## [Goal]
Reproduce the listing below line for line, character for character, and omit the pictures from your output.

## [Provided material]
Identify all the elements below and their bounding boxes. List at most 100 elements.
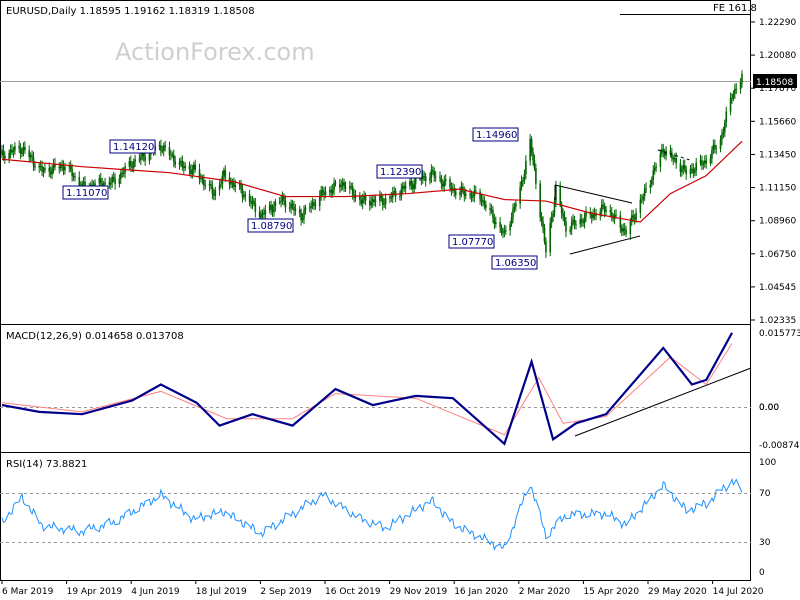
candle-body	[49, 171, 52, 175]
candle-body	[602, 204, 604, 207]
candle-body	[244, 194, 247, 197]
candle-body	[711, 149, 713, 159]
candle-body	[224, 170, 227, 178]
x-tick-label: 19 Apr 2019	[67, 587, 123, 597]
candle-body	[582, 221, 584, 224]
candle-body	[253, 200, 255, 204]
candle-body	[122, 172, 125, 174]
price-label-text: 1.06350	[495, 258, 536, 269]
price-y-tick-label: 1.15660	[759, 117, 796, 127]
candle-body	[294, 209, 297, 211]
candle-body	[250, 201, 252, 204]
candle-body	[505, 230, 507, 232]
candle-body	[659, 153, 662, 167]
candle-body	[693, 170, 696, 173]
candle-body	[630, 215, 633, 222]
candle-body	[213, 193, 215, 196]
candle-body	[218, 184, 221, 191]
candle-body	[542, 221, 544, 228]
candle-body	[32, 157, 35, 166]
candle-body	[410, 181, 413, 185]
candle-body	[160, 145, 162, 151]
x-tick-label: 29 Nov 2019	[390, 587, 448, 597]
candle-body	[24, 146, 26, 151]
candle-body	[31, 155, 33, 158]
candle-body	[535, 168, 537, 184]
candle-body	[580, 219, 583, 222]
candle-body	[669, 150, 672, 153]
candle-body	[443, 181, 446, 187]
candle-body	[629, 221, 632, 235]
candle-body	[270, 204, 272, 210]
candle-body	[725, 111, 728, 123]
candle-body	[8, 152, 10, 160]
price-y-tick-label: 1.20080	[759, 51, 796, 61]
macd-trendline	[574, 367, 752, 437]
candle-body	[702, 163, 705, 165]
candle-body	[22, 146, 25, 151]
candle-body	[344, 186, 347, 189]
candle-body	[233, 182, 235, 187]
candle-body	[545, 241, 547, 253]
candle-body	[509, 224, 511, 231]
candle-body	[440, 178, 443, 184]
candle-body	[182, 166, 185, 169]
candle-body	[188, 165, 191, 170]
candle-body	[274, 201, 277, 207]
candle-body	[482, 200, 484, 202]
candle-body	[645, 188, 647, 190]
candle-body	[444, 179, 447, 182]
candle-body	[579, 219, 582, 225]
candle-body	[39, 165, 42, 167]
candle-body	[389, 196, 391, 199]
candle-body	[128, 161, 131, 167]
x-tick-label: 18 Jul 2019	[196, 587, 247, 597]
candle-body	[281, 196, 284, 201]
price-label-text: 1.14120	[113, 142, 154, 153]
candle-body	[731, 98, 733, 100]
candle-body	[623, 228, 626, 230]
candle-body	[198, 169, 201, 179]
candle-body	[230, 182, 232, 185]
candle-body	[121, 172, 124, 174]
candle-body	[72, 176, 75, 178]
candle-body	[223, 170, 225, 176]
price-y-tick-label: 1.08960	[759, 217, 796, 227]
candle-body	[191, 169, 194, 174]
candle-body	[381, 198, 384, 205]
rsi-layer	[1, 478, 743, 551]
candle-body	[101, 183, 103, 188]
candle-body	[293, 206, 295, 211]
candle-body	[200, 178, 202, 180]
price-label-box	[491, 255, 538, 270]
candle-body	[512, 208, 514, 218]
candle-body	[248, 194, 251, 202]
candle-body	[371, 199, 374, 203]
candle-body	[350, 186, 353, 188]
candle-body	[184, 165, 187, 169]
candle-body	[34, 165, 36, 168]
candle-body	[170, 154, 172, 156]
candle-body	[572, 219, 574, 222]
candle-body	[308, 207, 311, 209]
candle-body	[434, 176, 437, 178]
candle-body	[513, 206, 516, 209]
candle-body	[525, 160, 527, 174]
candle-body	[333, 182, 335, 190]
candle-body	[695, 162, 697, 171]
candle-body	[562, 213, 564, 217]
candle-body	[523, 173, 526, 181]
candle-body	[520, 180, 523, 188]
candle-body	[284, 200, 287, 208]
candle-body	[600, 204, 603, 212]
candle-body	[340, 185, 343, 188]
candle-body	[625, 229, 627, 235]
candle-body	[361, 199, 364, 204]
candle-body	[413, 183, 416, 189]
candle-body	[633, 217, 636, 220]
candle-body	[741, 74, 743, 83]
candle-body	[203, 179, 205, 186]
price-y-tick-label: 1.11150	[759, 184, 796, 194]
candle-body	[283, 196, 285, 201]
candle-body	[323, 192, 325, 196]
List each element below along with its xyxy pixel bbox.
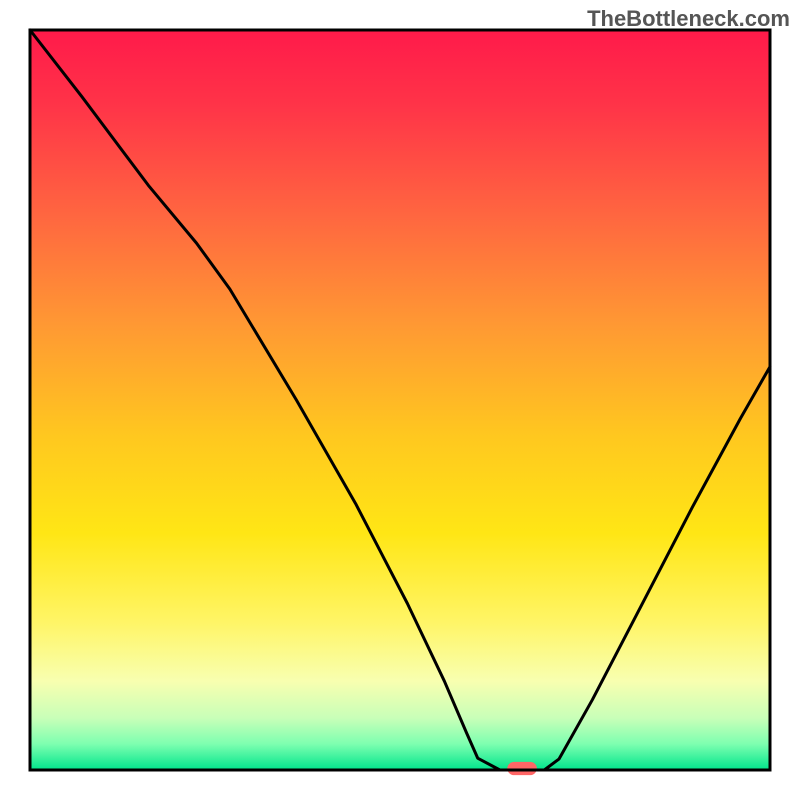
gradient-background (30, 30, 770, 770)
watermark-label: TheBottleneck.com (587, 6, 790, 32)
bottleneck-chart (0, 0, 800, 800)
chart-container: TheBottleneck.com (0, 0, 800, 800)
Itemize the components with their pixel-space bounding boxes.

## [Output for this task]
Identify all the elements below and their bounding boxes. List at most 100 elements.
candle-body	[49, 171, 52, 175]
candle-body	[602, 204, 604, 207]
candle-body	[244, 194, 247, 197]
candle-body	[711, 149, 713, 159]
candle-body	[224, 170, 227, 178]
x-tick-label: 19 Apr 2019	[67, 587, 123, 597]
candle-body	[582, 221, 584, 224]
candle-body	[253, 200, 255, 204]
candle-body	[122, 172, 125, 174]
price-label-text: 1.06350	[495, 258, 536, 269]
price-y-tick-label: 1.15660	[759, 117, 796, 127]
candle-body	[294, 209, 297, 211]
candle-body	[250, 201, 252, 204]
candle-body	[505, 230, 507, 232]
candle-body	[659, 153, 662, 167]
candle-body	[693, 170, 696, 173]
candle-body	[630, 215, 633, 222]
candle-body	[213, 193, 215, 196]
candle-body	[218, 184, 221, 191]
candle-body	[542, 221, 544, 228]
candle-body	[32, 157, 35, 166]
candle-body	[410, 181, 413, 185]
candle-body	[160, 145, 162, 151]
x-tick-label: 29 Nov 2019	[390, 587, 448, 597]
candle-body	[24, 146, 26, 151]
candle-body	[31, 155, 33, 158]
candle-body	[535, 168, 537, 184]
candle-body	[580, 219, 583, 222]
candle-body	[669, 150, 672, 153]
candle-body	[443, 181, 446, 187]
candle-body	[629, 221, 632, 235]
candle-body	[270, 204, 272, 210]
candle-body	[725, 111, 728, 123]
candle-body	[8, 152, 10, 160]
price-y-tick-label: 1.20080	[759, 51, 796, 61]
macd-trendline	[574, 367, 752, 437]
candle-body	[702, 163, 705, 165]
candle-body	[22, 146, 25, 151]
candle-body	[344, 186, 347, 189]
candle-body	[233, 182, 235, 187]
candle-body	[545, 241, 547, 253]
candle-body	[509, 224, 511, 231]
candle-body	[440, 178, 443, 184]
candle-body	[182, 166, 185, 169]
candle-body	[188, 165, 191, 170]
candle-body	[274, 201, 277, 207]
candle-body	[482, 200, 484, 202]
candle-body	[645, 188, 647, 190]
candle-body	[444, 179, 447, 182]
candle-body	[579, 219, 582, 225]
candle-body	[39, 165, 42, 167]
candle-body	[389, 196, 391, 199]
candle-body	[128, 161, 131, 167]
x-tick-label: 18 Jul 2019	[196, 587, 247, 597]
candle-body	[281, 196, 284, 201]
price-label-text: 1.14120	[113, 142, 154, 153]
candle-body	[731, 98, 733, 100]
candle-body	[623, 228, 626, 230]
candle-body	[198, 169, 201, 179]
candle-body	[230, 182, 232, 185]
candle-body	[121, 172, 124, 174]
candle-body	[72, 176, 75, 178]
candle-body	[223, 170, 225, 176]
price-y-tick-label: 1.08960	[759, 217, 796, 227]
candle-body	[191, 169, 194, 174]
candle-body	[381, 198, 384, 205]
rsi-layer	[1, 478, 743, 551]
candle-body	[101, 183, 103, 188]
candle-body	[293, 206, 295, 211]
candle-body	[200, 178, 202, 180]
price-label-box	[491, 255, 538, 270]
candle-body	[512, 208, 514, 218]
candle-body	[248, 194, 251, 202]
candle-body	[371, 199, 374, 203]
candle-body	[350, 186, 353, 188]
candle-body	[184, 165, 187, 169]
candle-body	[34, 165, 36, 168]
candle-body	[170, 154, 172, 156]
candle-body	[572, 219, 574, 222]
candle-body	[308, 207, 311, 209]
candle-body	[434, 176, 437, 178]
candle-body	[513, 206, 516, 209]
candle-body	[525, 160, 527, 174]
candle-body	[333, 182, 335, 190]
candle-body	[695, 162, 697, 171]
candle-body	[562, 213, 564, 217]
candle-body	[523, 173, 526, 181]
candle-body	[520, 180, 523, 188]
candle-body	[284, 200, 287, 208]
candle-body	[600, 204, 603, 212]
candle-body	[340, 185, 343, 188]
candle-body	[625, 229, 627, 235]
candle-body	[361, 199, 364, 204]
candle-body	[413, 183, 416, 189]
candle-body	[633, 217, 636, 220]
candle-body	[741, 74, 743, 83]
candle-body	[203, 179, 205, 186]
price-y-tick-label: 1.11150	[759, 184, 796, 194]
candle-body	[283, 196, 285, 201]
candle-body	[323, 192, 325, 196]
List each element below along with its xyxy pixel bbox.
gradient-background (30, 30, 770, 770)
watermark-label: TheBottleneck.com (587, 6, 790, 32)
bottleneck-chart (0, 0, 800, 800)
chart-container: TheBottleneck.com (0, 0, 800, 800)
Itemize the components with their pixel-space bounding boxes.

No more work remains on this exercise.